OBJECTIVE:
Pick out each line containing the string "name".
────────────────────
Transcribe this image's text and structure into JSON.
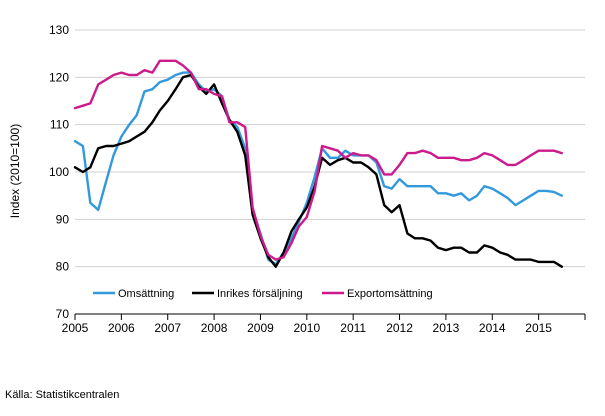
{
  "chart_data": {
    "type": "line",
    "ylabel": "Index (2010=100)",
    "xlabel": "",
    "title": "",
    "ylim": [
      70,
      130
    ],
    "yticks": [
      70,
      80,
      90,
      100,
      110,
      120,
      130
    ],
    "xlim": [
      2005,
      2016
    ],
    "xticks": [
      "2005",
      "2006",
      "2007",
      "2008",
      "2009",
      "2010",
      "2011",
      "2012",
      "2013",
      "2014",
      "2015"
    ],
    "grid": "horizontal",
    "legend_position": "bottom-inside",
    "series": [
      {
        "name": "Omsättning",
        "color": "#3399dd",
        "points": [
          [
            2005.0,
            106.5
          ],
          [
            2005.17,
            105.5
          ],
          [
            2005.33,
            93.5
          ],
          [
            2005.5,
            92.0
          ],
          [
            2005.67,
            98.0
          ],
          [
            2005.83,
            103.5
          ],
          [
            2006.0,
            107.5
          ],
          [
            2006.17,
            110.0
          ],
          [
            2006.33,
            112.0
          ],
          [
            2006.5,
            117.0
          ],
          [
            2006.67,
            117.5
          ],
          [
            2006.83,
            119.0
          ],
          [
            2007.0,
            119.5
          ],
          [
            2007.17,
            120.5
          ],
          [
            2007.33,
            121.0
          ],
          [
            2007.5,
            121.0
          ],
          [
            2007.67,
            118.5
          ],
          [
            2007.83,
            117.0
          ],
          [
            2008.0,
            117.5
          ],
          [
            2008.17,
            116.0
          ],
          [
            2008.33,
            111.0
          ],
          [
            2008.5,
            109.5
          ],
          [
            2008.67,
            105.0
          ],
          [
            2008.83,
            92.0
          ],
          [
            2009.0,
            87.0
          ],
          [
            2009.17,
            81.5
          ],
          [
            2009.33,
            80.5
          ],
          [
            2009.5,
            83.0
          ],
          [
            2009.67,
            86.0
          ],
          [
            2009.83,
            89.5
          ],
          [
            2010.0,
            93.5
          ],
          [
            2010.17,
            99.0
          ],
          [
            2010.33,
            105.0
          ],
          [
            2010.5,
            103.0
          ],
          [
            2010.67,
            103.0
          ],
          [
            2010.83,
            104.5
          ],
          [
            2011.0,
            103.5
          ],
          [
            2011.17,
            103.5
          ],
          [
            2011.33,
            103.5
          ],
          [
            2011.5,
            102.0
          ],
          [
            2011.67,
            97.0
          ],
          [
            2011.83,
            96.5
          ],
          [
            2012.0,
            98.5
          ],
          [
            2012.17,
            97.0
          ],
          [
            2012.33,
            97.0
          ],
          [
            2012.5,
            97.0
          ],
          [
            2012.67,
            97.0
          ],
          [
            2012.83,
            95.5
          ],
          [
            2013.0,
            95.5
          ],
          [
            2013.17,
            95.0
          ],
          [
            2013.33,
            95.5
          ],
          [
            2013.5,
            94.0
          ],
          [
            2013.67,
            95.0
          ],
          [
            2013.83,
            97.0
          ],
          [
            2014.0,
            96.5
          ],
          [
            2014.17,
            95.5
          ],
          [
            2014.33,
            94.5
          ],
          [
            2014.5,
            93.0
          ],
          [
            2014.67,
            94.0
          ],
          [
            2014.83,
            95.0
          ],
          [
            2015.0,
            96.0
          ],
          [
            2015.17,
            96.0
          ],
          [
            2015.33,
            95.8
          ],
          [
            2015.5,
            95.0
          ]
        ]
      },
      {
        "name": "Inrikes försäljning",
        "color": "#000000",
        "points": [
          [
            2005.0,
            101.0
          ],
          [
            2005.17,
            100.0
          ],
          [
            2005.33,
            101.0
          ],
          [
            2005.5,
            105.0
          ],
          [
            2005.67,
            105.5
          ],
          [
            2005.83,
            105.5
          ],
          [
            2006.0,
            106.0
          ],
          [
            2006.17,
            106.5
          ],
          [
            2006.33,
            107.5
          ],
          [
            2006.5,
            108.5
          ],
          [
            2006.67,
            110.5
          ],
          [
            2006.83,
            113.0
          ],
          [
            2007.0,
            115.0
          ],
          [
            2007.17,
            117.5
          ],
          [
            2007.33,
            120.0
          ],
          [
            2007.5,
            120.5
          ],
          [
            2007.67,
            118.0
          ],
          [
            2007.83,
            116.5
          ],
          [
            2008.0,
            118.5
          ],
          [
            2008.17,
            114.5
          ],
          [
            2008.33,
            111.0
          ],
          [
            2008.5,
            108.5
          ],
          [
            2008.67,
            103.5
          ],
          [
            2008.83,
            91.0
          ],
          [
            2009.0,
            86.0
          ],
          [
            2009.17,
            82.0
          ],
          [
            2009.33,
            80.0
          ],
          [
            2009.5,
            83.0
          ],
          [
            2009.67,
            87.5
          ],
          [
            2009.83,
            90.0
          ],
          [
            2010.0,
            92.5
          ],
          [
            2010.17,
            97.0
          ],
          [
            2010.33,
            103.0
          ],
          [
            2010.5,
            101.5
          ],
          [
            2010.67,
            102.5
          ],
          [
            2010.83,
            103.0
          ],
          [
            2011.0,
            102.0
          ],
          [
            2011.17,
            102.0
          ],
          [
            2011.33,
            101.0
          ],
          [
            2011.5,
            99.5
          ],
          [
            2011.67,
            93.0
          ],
          [
            2011.83,
            91.5
          ],
          [
            2012.0,
            93.0
          ],
          [
            2012.17,
            87.0
          ],
          [
            2012.33,
            86.0
          ],
          [
            2012.5,
            86.0
          ],
          [
            2012.67,
            85.5
          ],
          [
            2012.83,
            84.0
          ],
          [
            2013.0,
            83.5
          ],
          [
            2013.17,
            84.0
          ],
          [
            2013.33,
            84.0
          ],
          [
            2013.5,
            83.0
          ],
          [
            2013.67,
            83.0
          ],
          [
            2013.83,
            84.5
          ],
          [
            2014.0,
            84.0
          ],
          [
            2014.17,
            83.0
          ],
          [
            2014.33,
            82.5
          ],
          [
            2014.5,
            81.5
          ],
          [
            2014.67,
            81.5
          ],
          [
            2014.83,
            81.5
          ],
          [
            2015.0,
            81.0
          ],
          [
            2015.17,
            81.0
          ],
          [
            2015.33,
            81.0
          ],
          [
            2015.5,
            80.0
          ]
        ]
      },
      {
        "name": "Exportomsättning",
        "color": "#cc1a8c",
        "points": [
          [
            2005.0,
            113.5
          ],
          [
            2005.17,
            114.0
          ],
          [
            2005.33,
            114.5
          ],
          [
            2005.5,
            118.5
          ],
          [
            2005.67,
            119.5
          ],
          [
            2005.83,
            120.5
          ],
          [
            2006.0,
            121.0
          ],
          [
            2006.17,
            120.5
          ],
          [
            2006.33,
            120.5
          ],
          [
            2006.5,
            121.5
          ],
          [
            2006.67,
            121.0
          ],
          [
            2006.83,
            123.5
          ],
          [
            2007.0,
            123.5
          ],
          [
            2007.17,
            123.5
          ],
          [
            2007.33,
            122.5
          ],
          [
            2007.5,
            121.0
          ],
          [
            2007.67,
            117.5
          ],
          [
            2007.83,
            117.5
          ],
          [
            2008.0,
            116.5
          ],
          [
            2008.17,
            116.0
          ],
          [
            2008.33,
            110.5
          ],
          [
            2008.5,
            110.5
          ],
          [
            2008.67,
            109.5
          ],
          [
            2008.83,
            92.5
          ],
          [
            2009.0,
            86.5
          ],
          [
            2009.17,
            82.5
          ],
          [
            2009.33,
            81.5
          ],
          [
            2009.5,
            82.0
          ],
          [
            2009.67,
            85.0
          ],
          [
            2009.83,
            88.5
          ],
          [
            2010.0,
            90.5
          ],
          [
            2010.17,
            96.0
          ],
          [
            2010.33,
            105.5
          ],
          [
            2010.5,
            105.0
          ],
          [
            2010.67,
            104.5
          ],
          [
            2010.83,
            103.0
          ],
          [
            2011.0,
            104.0
          ],
          [
            2011.17,
            103.5
          ],
          [
            2011.33,
            103.5
          ],
          [
            2011.5,
            102.5
          ],
          [
            2011.67,
            99.5
          ],
          [
            2011.83,
            99.5
          ],
          [
            2012.0,
            101.5
          ],
          [
            2012.17,
            104.0
          ],
          [
            2012.33,
            104.0
          ],
          [
            2012.5,
            104.5
          ],
          [
            2012.67,
            104.0
          ],
          [
            2012.83,
            103.0
          ],
          [
            2013.0,
            103.0
          ],
          [
            2013.17,
            103.0
          ],
          [
            2013.33,
            102.5
          ],
          [
            2013.5,
            102.5
          ],
          [
            2013.67,
            103.0
          ],
          [
            2013.83,
            104.0
          ],
          [
            2014.0,
            103.5
          ],
          [
            2014.17,
            102.5
          ],
          [
            2014.33,
            101.5
          ],
          [
            2014.5,
            101.5
          ],
          [
            2014.67,
            102.5
          ],
          [
            2014.83,
            103.5
          ],
          [
            2015.0,
            104.5
          ],
          [
            2015.17,
            104.5
          ],
          [
            2015.33,
            104.5
          ],
          [
            2015.5,
            104.0
          ]
        ]
      }
    ]
  },
  "source_text": "Källa: Statistikcentralen"
}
────────────────────
SOLUTION BELOW:
        "name": "Omsättning",
        "name": "Inrikes försäljning",
        "name": "Exportomsättning",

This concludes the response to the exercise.